» Task prompt
Only the pictures are omitted; repeat all other data exactly.
* begin Data supplied *
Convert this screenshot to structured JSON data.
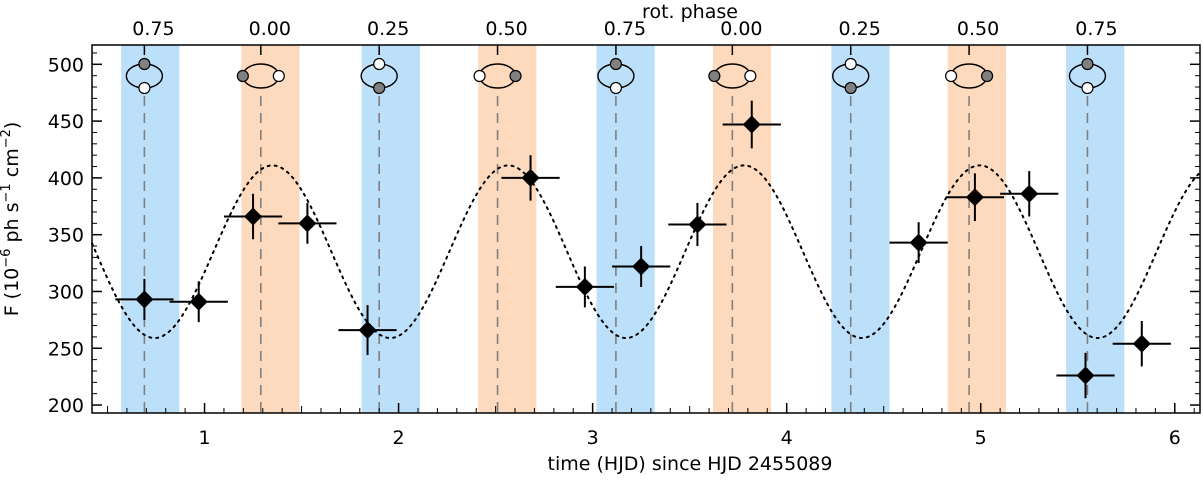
{
  "chart_data": {
    "type": "scatter",
    "title": "",
    "xlabel": "time (HJD) since HJD 2455089",
    "ylabel": "F (10^-6 ph s^-1 cm^-2)",
    "ylabel_parts": {
      "prefix": "F (10",
      "exp1": "−6",
      "mid1": " ph s",
      "exp2": "−1",
      "mid2": " cm",
      "exp3": "−2",
      "suffix": ")"
    },
    "top_xlabel": "rot. phase",
    "xlim": [
      0.42,
      6.13
    ],
    "ylim": [
      193,
      517
    ],
    "x_ticks": [
      1,
      2,
      3,
      4,
      5,
      6
    ],
    "x_tick_labels": [
      "1",
      "2",
      "3",
      "4",
      "5",
      "6"
    ],
    "y_ticks": [
      200,
      250,
      300,
      350,
      400,
      450,
      500
    ],
    "y_tick_labels": [
      "200",
      "250",
      "300",
      "350",
      "400",
      "450",
      "500"
    ],
    "top_ticks": [
      0.69,
      1.29,
      1.9,
      2.51,
      3.12,
      3.72,
      4.33,
      4.94,
      5.55
    ],
    "top_tick_labels": [
      "0.75",
      "0.00",
      "0.25",
      "0.50",
      "0.75",
      "0.00",
      "0.25",
      "0.50",
      "0.75"
    ],
    "bands": [
      {
        "x0": 0.57,
        "x1": 0.87,
        "color": "#bde0fa"
      },
      {
        "x0": 1.19,
        "x1": 1.49,
        "color": "#fdd9bd"
      },
      {
        "x0": 1.81,
        "x1": 2.11,
        "color": "#bde0fa"
      },
      {
        "x0": 2.41,
        "x1": 2.71,
        "color": "#fdd9bd"
      },
      {
        "x0": 3.02,
        "x1": 3.32,
        "color": "#bde0fa"
      },
      {
        "x0": 3.62,
        "x1": 3.92,
        "color": "#fdd9bd"
      },
      {
        "x0": 4.23,
        "x1": 4.53,
        "color": "#bde0fa"
      },
      {
        "x0": 4.83,
        "x1": 5.13,
        "color": "#fdd9bd"
      },
      {
        "x0": 5.44,
        "x1": 5.74,
        "color": "#bde0fa"
      }
    ],
    "vlines": [
      0.69,
      1.29,
      1.9,
      2.51,
      3.12,
      3.72,
      4.33,
      4.94,
      5.55
    ],
    "orbit_icons": [
      {
        "x": 0.69,
        "orientation": "vertical",
        "first": "#808080",
        "second": "#ffffff"
      },
      {
        "x": 1.29,
        "orientation": "horizontal",
        "first": "#808080",
        "second": "#ffffff"
      },
      {
        "x": 1.9,
        "orientation": "vertical",
        "first": "#ffffff",
        "second": "#808080"
      },
      {
        "x": 2.51,
        "orientation": "horizontal",
        "first": "#ffffff",
        "second": "#808080"
      },
      {
        "x": 3.12,
        "orientation": "vertical",
        "first": "#808080",
        "second": "#ffffff"
      },
      {
        "x": 3.72,
        "orientation": "horizontal",
        "first": "#808080",
        "second": "#ffffff"
      },
      {
        "x": 4.33,
        "orientation": "vertical",
        "first": "#ffffff",
        "second": "#808080"
      },
      {
        "x": 4.94,
        "orientation": "horizontal",
        "first": "#ffffff",
        "second": "#808080"
      },
      {
        "x": 5.55,
        "orientation": "vertical",
        "first": "#808080",
        "second": "#ffffff"
      }
    ],
    "model_curve": {
      "name": "sinusoidal model",
      "mean": 335,
      "amplitude": 76,
      "period": 1.215,
      "peak_x": 1.35,
      "style": "dotted"
    },
    "series": [
      {
        "name": "flux",
        "points": [
          {
            "x": 0.69,
            "y": 293,
            "xerr": 0.15,
            "yerr": 18
          },
          {
            "x": 0.97,
            "y": 291,
            "xerr": 0.15,
            "yerr": 18
          },
          {
            "x": 1.25,
            "y": 366,
            "xerr": 0.15,
            "yerr": 20
          },
          {
            "x": 1.53,
            "y": 360,
            "xerr": 0.15,
            "yerr": 18
          },
          {
            "x": 1.84,
            "y": 266,
            "xerr": 0.15,
            "yerr": 22
          },
          {
            "x": 2.68,
            "y": 400,
            "xerr": 0.15,
            "yerr": 20
          },
          {
            "x": 2.96,
            "y": 304,
            "xerr": 0.15,
            "yerr": 18
          },
          {
            "x": 3.25,
            "y": 322,
            "xerr": 0.15,
            "yerr": 18
          },
          {
            "x": 3.54,
            "y": 359,
            "xerr": 0.15,
            "yerr": 19
          },
          {
            "x": 3.82,
            "y": 447,
            "xerr": 0.15,
            "yerr": 21
          },
          {
            "x": 4.68,
            "y": 343,
            "xerr": 0.15,
            "yerr": 18
          },
          {
            "x": 4.97,
            "y": 383,
            "xerr": 0.15,
            "yerr": 21
          },
          {
            "x": 5.25,
            "y": 386,
            "xerr": 0.15,
            "yerr": 20
          },
          {
            "x": 5.54,
            "y": 226,
            "xerr": 0.15,
            "yerr": 20
          },
          {
            "x": 5.83,
            "y": 254,
            "xerr": 0.15,
            "yerr": 20
          }
        ]
      }
    ]
  }
}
* end Data supplied *
» Task response
Convert this screenshot to structured JSON data.
{
  "chart_data": {
    "type": "scatter",
    "title": "",
    "xlabel": "time (HJD) since HJD 2455089",
    "ylabel": "F (10^-6 ph s^-1 cm^-2)",
    "ylabel_parts": {
      "prefix": "F (10",
      "exp1": "−6",
      "mid1": " ph s",
      "exp2": "−1",
      "mid2": " cm",
      "exp3": "−2",
      "suffix": ")"
    },
    "top_xlabel": "rot. phase",
    "xlim": [
      0.42,
      6.13
    ],
    "ylim": [
      193,
      517
    ],
    "x_ticks": [
      1,
      2,
      3,
      4,
      5,
      6
    ],
    "x_tick_labels": [
      "1",
      "2",
      "3",
      "4",
      "5",
      "6"
    ],
    "y_ticks": [
      200,
      250,
      300,
      350,
      400,
      450,
      500
    ],
    "y_tick_labels": [
      "200",
      "250",
      "300",
      "350",
      "400",
      "450",
      "500"
    ],
    "top_ticks": [
      0.69,
      1.29,
      1.9,
      2.51,
      3.12,
      3.72,
      4.33,
      4.94,
      5.55
    ],
    "top_tick_labels": [
      "0.75",
      "0.00",
      "0.25",
      "0.50",
      "0.75",
      "0.00",
      "0.25",
      "0.50",
      "0.75"
    ],
    "bands": [
      {
        "x0": 0.57,
        "x1": 0.87,
        "color": "#bde0fa"
      },
      {
        "x0": 1.19,
        "x1": 1.49,
        "color": "#fdd9bd"
      },
      {
        "x0": 1.81,
        "x1": 2.11,
        "color": "#bde0fa"
      },
      {
        "x0": 2.41,
        "x1": 2.71,
        "color": "#fdd9bd"
      },
      {
        "x0": 3.02,
        "x1": 3.32,
        "color": "#bde0fa"
      },
      {
        "x0": 3.62,
        "x1": 3.92,
        "color": "#fdd9bd"
      },
      {
        "x0": 4.23,
        "x1": 4.53,
        "color": "#bde0fa"
      },
      {
        "x0": 4.83,
        "x1": 5.13,
        "color": "#fdd9bd"
      },
      {
        "x0": 5.44,
        "x1": 5.74,
        "color": "#bde0fa"
      }
    ],
    "vlines": [
      0.69,
      1.29,
      1.9,
      2.51,
      3.12,
      3.72,
      4.33,
      4.94,
      5.55
    ],
    "orbit_icons": [
      {
        "x": 0.69,
        "orientation": "vertical",
        "first": "#808080",
        "second": "#ffffff"
      },
      {
        "x": 1.29,
        "orientation": "horizontal",
        "first": "#808080",
        "second": "#ffffff"
      },
      {
        "x": 1.9,
        "orientation": "vertical",
        "first": "#ffffff",
        "second": "#808080"
      },
      {
        "x": 2.51,
        "orientation": "horizontal",
        "first": "#ffffff",
        "second": "#808080"
      },
      {
        "x": 3.12,
        "orientation": "vertical",
        "first": "#808080",
        "second": "#ffffff"
      },
      {
        "x": 3.72,
        "orientation": "horizontal",
        "first": "#808080",
        "second": "#ffffff"
      },
      {
        "x": 4.33,
        "orientation": "vertical",
        "first": "#ffffff",
        "second": "#808080"
      },
      {
        "x": 4.94,
        "orientation": "horizontal",
        "first": "#ffffff",
        "second": "#808080"
      },
      {
        "x": 5.55,
        "orientation": "vertical",
        "first": "#808080",
        "second": "#ffffff"
      }
    ],
    "model_curve": {
      "name": "sinusoidal model",
      "mean": 335,
      "amplitude": 76,
      "period": 1.215,
      "peak_x": 1.35,
      "style": "dotted"
    },
    "series": [
      {
        "name": "flux",
        "points": [
          {
            "x": 0.69,
            "y": 293,
            "xerr": 0.15,
            "yerr": 18
          },
          {
            "x": 0.97,
            "y": 291,
            "xerr": 0.15,
            "yerr": 18
          },
          {
            "x": 1.25,
            "y": 366,
            "xerr": 0.15,
            "yerr": 20
          },
          {
            "x": 1.53,
            "y": 360,
            "xerr": 0.15,
            "yerr": 18
          },
          {
            "x": 1.84,
            "y": 266,
            "xerr": 0.15,
            "yerr": 22
          },
          {
            "x": 2.68,
            "y": 400,
            "xerr": 0.15,
            "yerr": 20
          },
          {
            "x": 2.96,
            "y": 304,
            "xerr": 0.15,
            "yerr": 18
          },
          {
            "x": 3.25,
            "y": 322,
            "xerr": 0.15,
            "yerr": 18
          },
          {
            "x": 3.54,
            "y": 359,
            "xerr": 0.15,
            "yerr": 19
          },
          {
            "x": 3.82,
            "y": 447,
            "xerr": 0.15,
            "yerr": 21
          },
          {
            "x": 4.68,
            "y": 343,
            "xerr": 0.15,
            "yerr": 18
          },
          {
            "x": 4.97,
            "y": 383,
            "xerr": 0.15,
            "yerr": 21
          },
          {
            "x": 5.25,
            "y": 386,
            "xerr": 0.15,
            "yerr": 20
          },
          {
            "x": 5.54,
            "y": 226,
            "xerr": 0.15,
            "yerr": 20
          },
          {
            "x": 5.83,
            "y": 254,
            "xerr": 0.15,
            "yerr": 20
          }
        ]
      }
    ]
  }
}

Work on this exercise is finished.